╔══
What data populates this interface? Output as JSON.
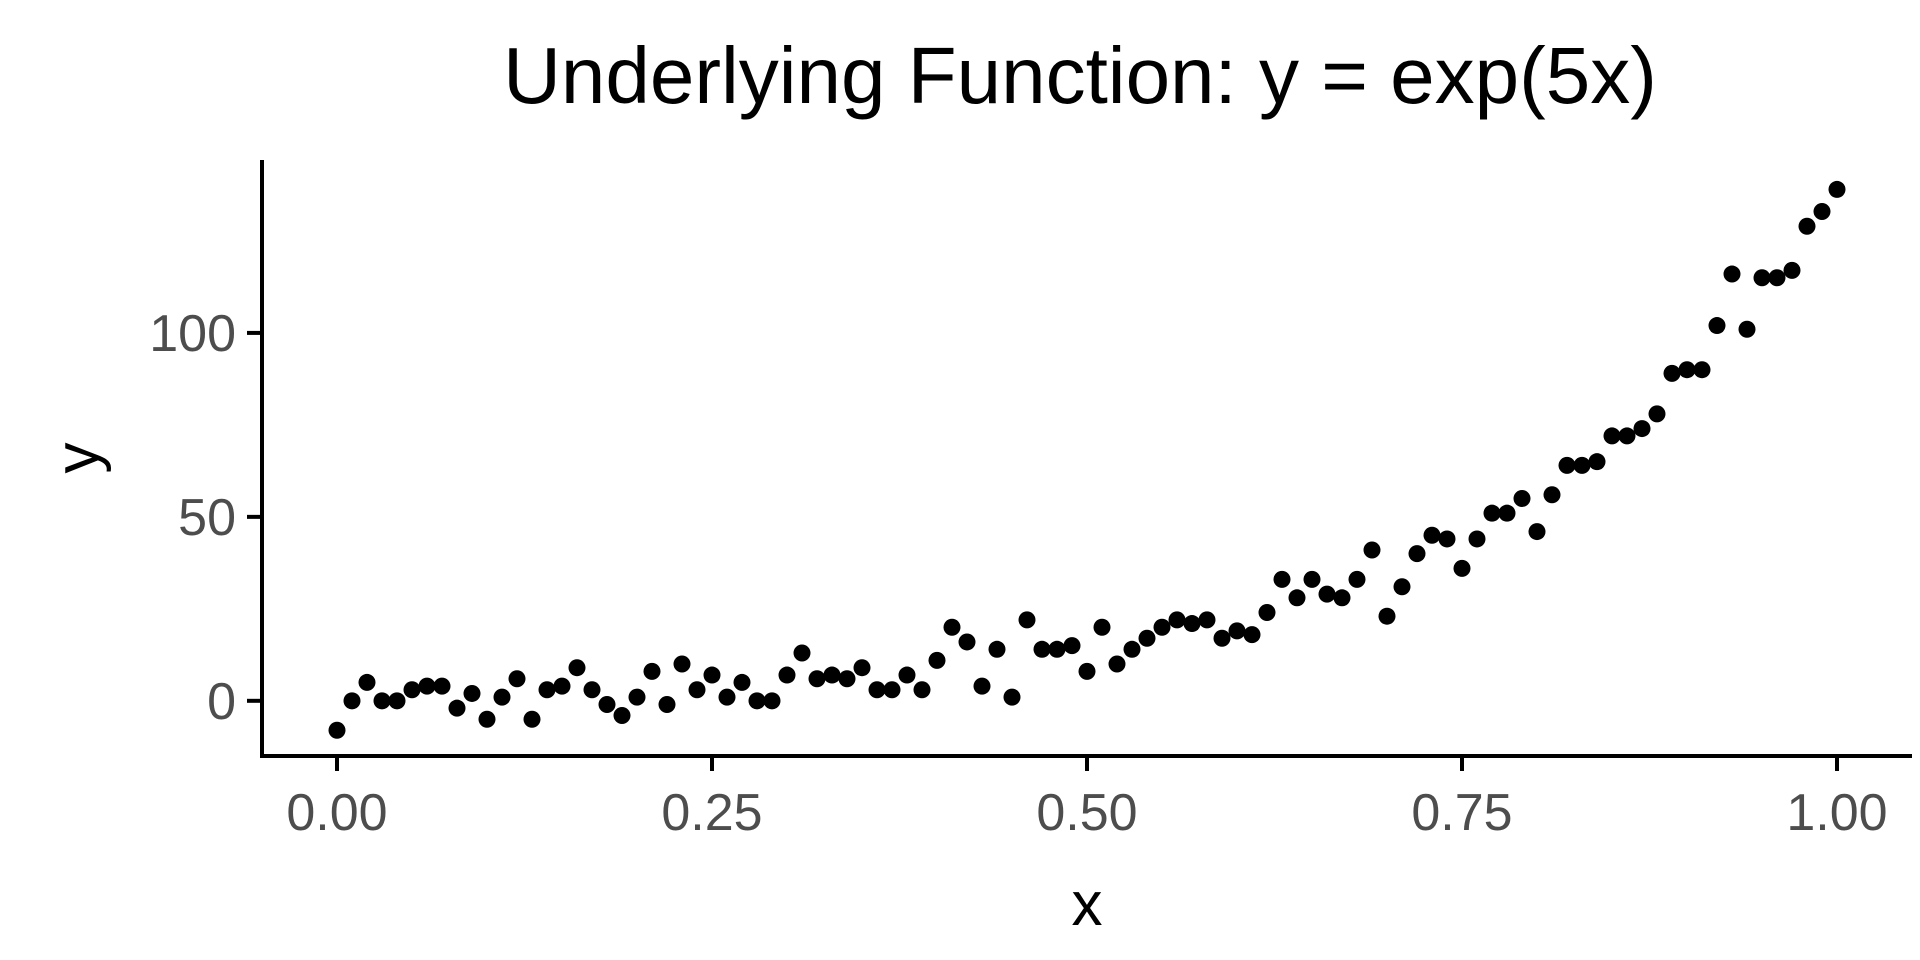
{
  "chart_data": {
    "type": "scatter",
    "title": "Underlying Function: y = exp(5x)",
    "xlabel": "x",
    "ylabel": "y",
    "xlim": [
      -0.05,
      1.05
    ],
    "ylim": [
      -15,
      147
    ],
    "xticks": [
      0,
      0.25,
      0.5,
      0.75,
      1.0
    ],
    "xtick_labels": [
      "0.00",
      "0.25",
      "0.50",
      "0.75",
      "1.00"
    ],
    "yticks": [
      0,
      50,
      100
    ],
    "ytick_labels": [
      "0",
      "50",
      "100"
    ],
    "grid": false,
    "legend": "none",
    "point_color": "#000000",
    "x": [
      0.0,
      0.01,
      0.02,
      0.03,
      0.04,
      0.05,
      0.06,
      0.07,
      0.08,
      0.09,
      0.1,
      0.11,
      0.12,
      0.13,
      0.14,
      0.15,
      0.16,
      0.17,
      0.18,
      0.19,
      0.2,
      0.21,
      0.22,
      0.23,
      0.24,
      0.25,
      0.26,
      0.27,
      0.28,
      0.29,
      0.3,
      0.31,
      0.32,
      0.33,
      0.34,
      0.35,
      0.36,
      0.37,
      0.38,
      0.39,
      0.4,
      0.41,
      0.42,
      0.43,
      0.44,
      0.45,
      0.46,
      0.47,
      0.48,
      0.49,
      0.5,
      0.51,
      0.52,
      0.53,
      0.54,
      0.55,
      0.56,
      0.57,
      0.58,
      0.59,
      0.6,
      0.61,
      0.62,
      0.63,
      0.64,
      0.65,
      0.66,
      0.67,
      0.68,
      0.69,
      0.7,
      0.71,
      0.72,
      0.73,
      0.74,
      0.75,
      0.76,
      0.77,
      0.78,
      0.79,
      0.8,
      0.81,
      0.82,
      0.83,
      0.84,
      0.85,
      0.86,
      0.87,
      0.88,
      0.89,
      0.9,
      0.91,
      0.92,
      0.93,
      0.94,
      0.95,
      0.96,
      0.97,
      0.98,
      0.99,
      1.0
    ],
    "y": [
      -8,
      0,
      5,
      0,
      0,
      3,
      4,
      4,
      -2,
      2,
      -5,
      1,
      6,
      -5,
      3,
      4,
      9,
      3,
      -1,
      -4,
      1,
      8,
      -1,
      10,
      3,
      7,
      1,
      5,
      0,
      0,
      7,
      13,
      6,
      7,
      6,
      9,
      3,
      3,
      7,
      3,
      11,
      20,
      16,
      4,
      14,
      1,
      22,
      14,
      14,
      15,
      8,
      20,
      10,
      14,
      17,
      20,
      22,
      21,
      22,
      17,
      19,
      18,
      24,
      33,
      28,
      33,
      29,
      28,
      33,
      41,
      23,
      31,
      40,
      45,
      44,
      36,
      44,
      51,
      51,
      55,
      46,
      56,
      64,
      64,
      65,
      72,
      72,
      74,
      78,
      89,
      90,
      90,
      102,
      116,
      101,
      115,
      115,
      117,
      129,
      133,
      139
    ]
  }
}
╚══
■ **Description of the task**
Strip out the images, then output the records above word for word.

■ **Task result**
What data populates this interface? Output as JSON.
{
  "chart_data": {
    "type": "scatter",
    "title": "Underlying Function: y = exp(5x)",
    "xlabel": "x",
    "ylabel": "y",
    "xlim": [
      -0.05,
      1.05
    ],
    "ylim": [
      -15,
      147
    ],
    "xticks": [
      0,
      0.25,
      0.5,
      0.75,
      1.0
    ],
    "xtick_labels": [
      "0.00",
      "0.25",
      "0.50",
      "0.75",
      "1.00"
    ],
    "yticks": [
      0,
      50,
      100
    ],
    "ytick_labels": [
      "0",
      "50",
      "100"
    ],
    "grid": false,
    "legend": "none",
    "point_color": "#000000",
    "x": [
      0.0,
      0.01,
      0.02,
      0.03,
      0.04,
      0.05,
      0.06,
      0.07,
      0.08,
      0.09,
      0.1,
      0.11,
      0.12,
      0.13,
      0.14,
      0.15,
      0.16,
      0.17,
      0.18,
      0.19,
      0.2,
      0.21,
      0.22,
      0.23,
      0.24,
      0.25,
      0.26,
      0.27,
      0.28,
      0.29,
      0.3,
      0.31,
      0.32,
      0.33,
      0.34,
      0.35,
      0.36,
      0.37,
      0.38,
      0.39,
      0.4,
      0.41,
      0.42,
      0.43,
      0.44,
      0.45,
      0.46,
      0.47,
      0.48,
      0.49,
      0.5,
      0.51,
      0.52,
      0.53,
      0.54,
      0.55,
      0.56,
      0.57,
      0.58,
      0.59,
      0.6,
      0.61,
      0.62,
      0.63,
      0.64,
      0.65,
      0.66,
      0.67,
      0.68,
      0.69,
      0.7,
      0.71,
      0.72,
      0.73,
      0.74,
      0.75,
      0.76,
      0.77,
      0.78,
      0.79,
      0.8,
      0.81,
      0.82,
      0.83,
      0.84,
      0.85,
      0.86,
      0.87,
      0.88,
      0.89,
      0.9,
      0.91,
      0.92,
      0.93,
      0.94,
      0.95,
      0.96,
      0.97,
      0.98,
      0.99,
      1.0
    ],
    "y": [
      -8,
      0,
      5,
      0,
      0,
      3,
      4,
      4,
      -2,
      2,
      -5,
      1,
      6,
      -5,
      3,
      4,
      9,
      3,
      -1,
      -4,
      1,
      8,
      -1,
      10,
      3,
      7,
      1,
      5,
      0,
      0,
      7,
      13,
      6,
      7,
      6,
      9,
      3,
      3,
      7,
      3,
      11,
      20,
      16,
      4,
      14,
      1,
      22,
      14,
      14,
      15,
      8,
      20,
      10,
      14,
      17,
      20,
      22,
      21,
      22,
      17,
      19,
      18,
      24,
      33,
      28,
      33,
      29,
      28,
      33,
      41,
      23,
      31,
      40,
      45,
      44,
      36,
      44,
      51,
      51,
      55,
      46,
      56,
      64,
      64,
      65,
      72,
      72,
      74,
      78,
      89,
      90,
      90,
      102,
      116,
      101,
      115,
      115,
      117,
      129,
      133,
      139
    ]
  }
}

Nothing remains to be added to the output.